Give the count of lines holding the string "structured" and nothing else.
***** Input material
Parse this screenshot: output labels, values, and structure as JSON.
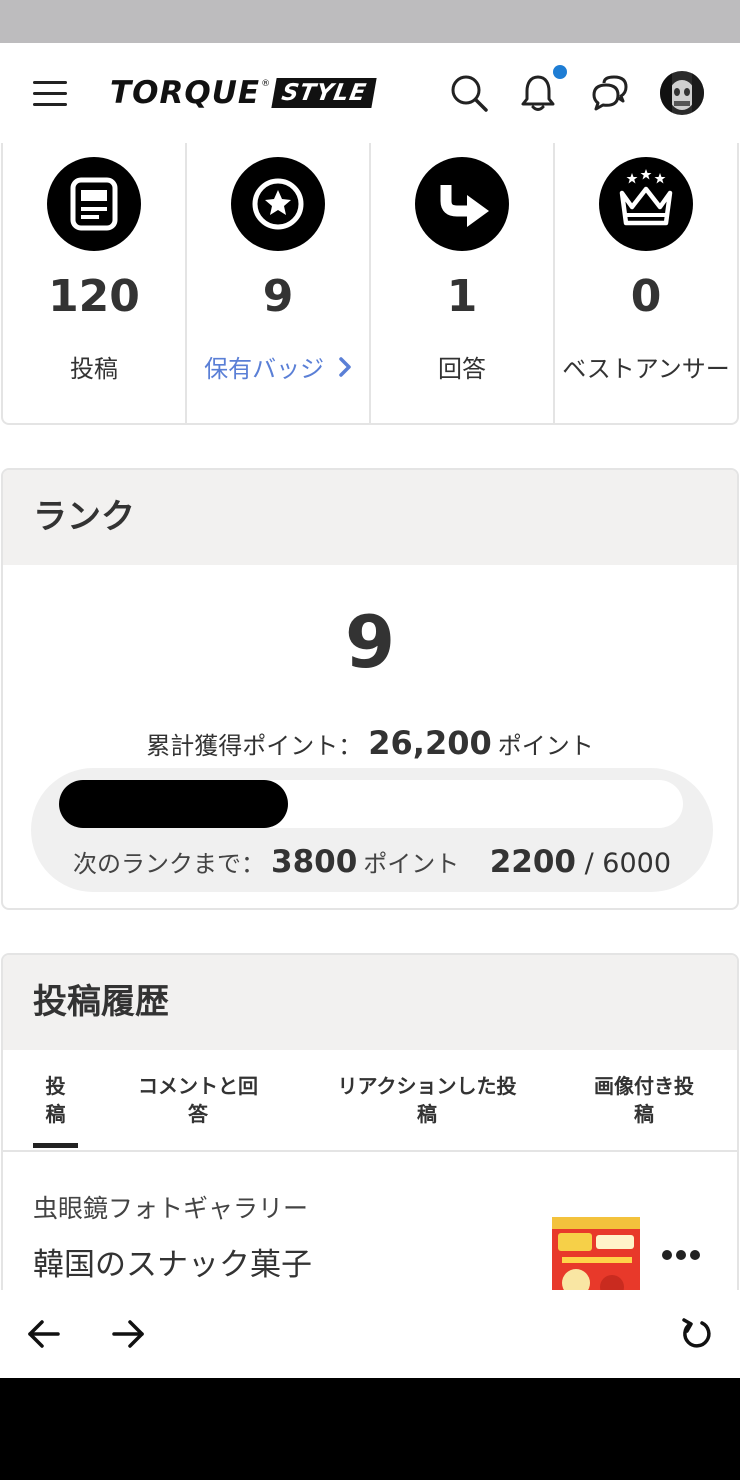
{
  "header": {
    "logo_main": "TORQUE",
    "logo_reg": "®",
    "logo_style": "STYLE",
    "icons": [
      "menu-icon",
      "search-icon",
      "bell-icon",
      "chat-icon",
      "avatar"
    ]
  },
  "stats": [
    {
      "icon": "article-icon",
      "value": "120",
      "label": "投稿"
    },
    {
      "icon": "star-badge-icon",
      "value": "9",
      "label": "保有バッジ",
      "link": true
    },
    {
      "icon": "reply-arrow-icon",
      "value": "1",
      "label": "回答"
    },
    {
      "icon": "crown-icon",
      "value": "0",
      "label": "ベストアンサー"
    }
  ],
  "rank": {
    "heading": "ランク",
    "level": "9",
    "total_label": "累計獲得ポイント：",
    "total_value": "26,200",
    "total_unit": "ポイント",
    "next_label": "次のランクまで：",
    "next_value": "3800",
    "next_unit": "ポイント",
    "current": "2200",
    "separator": "/",
    "target": "6000",
    "progress_fraction": 0.3667
  },
  "posts": {
    "heading": "投稿履歴",
    "tabs": [
      {
        "line1": "投",
        "line2": "稿",
        "active": true
      },
      {
        "line1": "コメントと回",
        "line2": "答"
      },
      {
        "line1": "リアクションした投",
        "line2": "稿"
      },
      {
        "line1": "画像付き投",
        "line2": "稿"
      }
    ],
    "items": [
      {
        "category": "虫眼鏡フォトギャラリー",
        "title": "韓国のスナック菓子",
        "more": "•••"
      }
    ]
  },
  "browser": {
    "icons": [
      "back-arrow-icon",
      "forward-arrow-icon",
      "reload-icon"
    ]
  },
  "colors": {
    "link": "#5a7fd6",
    "notification_dot": "#1e7dd4",
    "section_header_bg": "#f2f1f0"
  }
}
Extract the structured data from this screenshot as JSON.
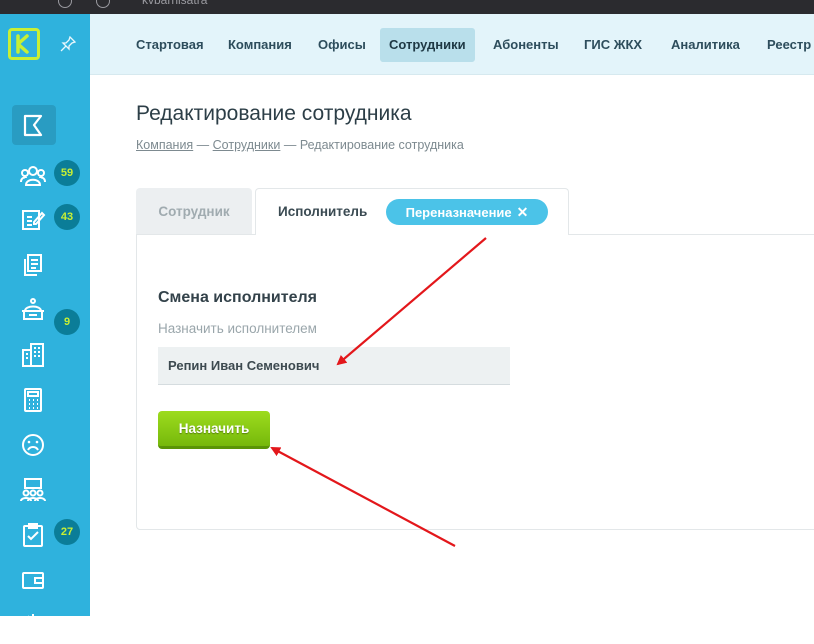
{
  "browser": {
    "url": "kvbarnisatra"
  },
  "sidebar": {
    "logo_text": "K",
    "items": [
      {
        "icon": "flag-icon",
        "badge": ""
      },
      {
        "icon": "users-icon",
        "badge": "59"
      },
      {
        "icon": "edit-icon",
        "badge": "43"
      },
      {
        "icon": "documents-icon",
        "badge": ""
      },
      {
        "icon": "service-bell-icon",
        "badge": "9"
      },
      {
        "icon": "building-icon",
        "badge": ""
      },
      {
        "icon": "calculator-icon",
        "badge": ""
      },
      {
        "icon": "sad-face-icon",
        "badge": ""
      },
      {
        "icon": "group-chat-icon",
        "badge": ""
      },
      {
        "icon": "clipboard-check-icon",
        "badge": "27"
      },
      {
        "icon": "wallet-icon",
        "badge": ""
      }
    ]
  },
  "topnav": {
    "items": [
      "Стартовая",
      "Компания",
      "Офисы",
      "Сотрудники",
      "Абоненты",
      "ГИС ЖКХ",
      "Аналитика",
      "Реестр"
    ],
    "active": "Сотрудники"
  },
  "page": {
    "title": "Редактирование сотрудника",
    "breadcrumb": {
      "company": "Компания",
      "sep1": " — ",
      "employees": "Сотрудники",
      "sep2": " — ",
      "current": "Редактирование сотрудника"
    }
  },
  "tabs": {
    "employee": "Сотрудник",
    "executor": "Исполнитель",
    "reassign_chip": "Переназначение",
    "reassign_close": "✕"
  },
  "form": {
    "section_title": "Смена исполнителя",
    "field_label": "Назначить исполнителем",
    "field_value": "Репин Иван Семенович",
    "submit_label": "Назначить"
  },
  "colors": {
    "sidebar": "#2fb2dd",
    "badge": "#0b7d98",
    "accent_green": "#8ccb14",
    "chip": "#4bc3e8",
    "annotation_arrow": "#e3171b"
  }
}
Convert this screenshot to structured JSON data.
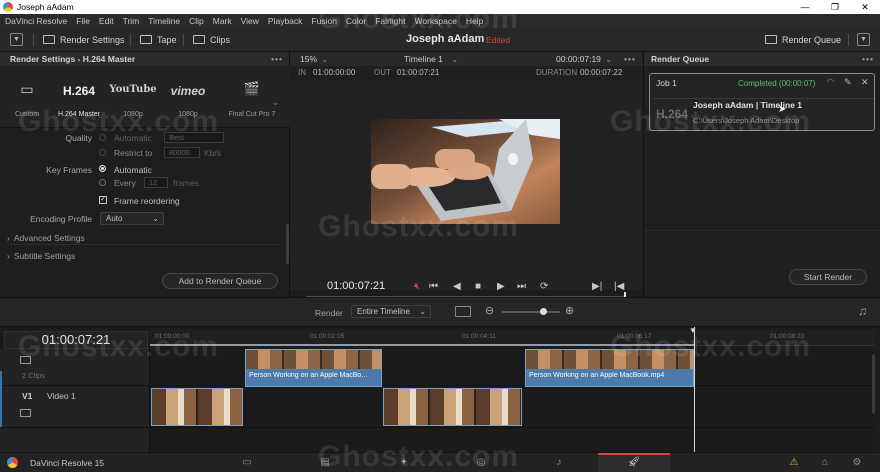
**********
Complete output: 2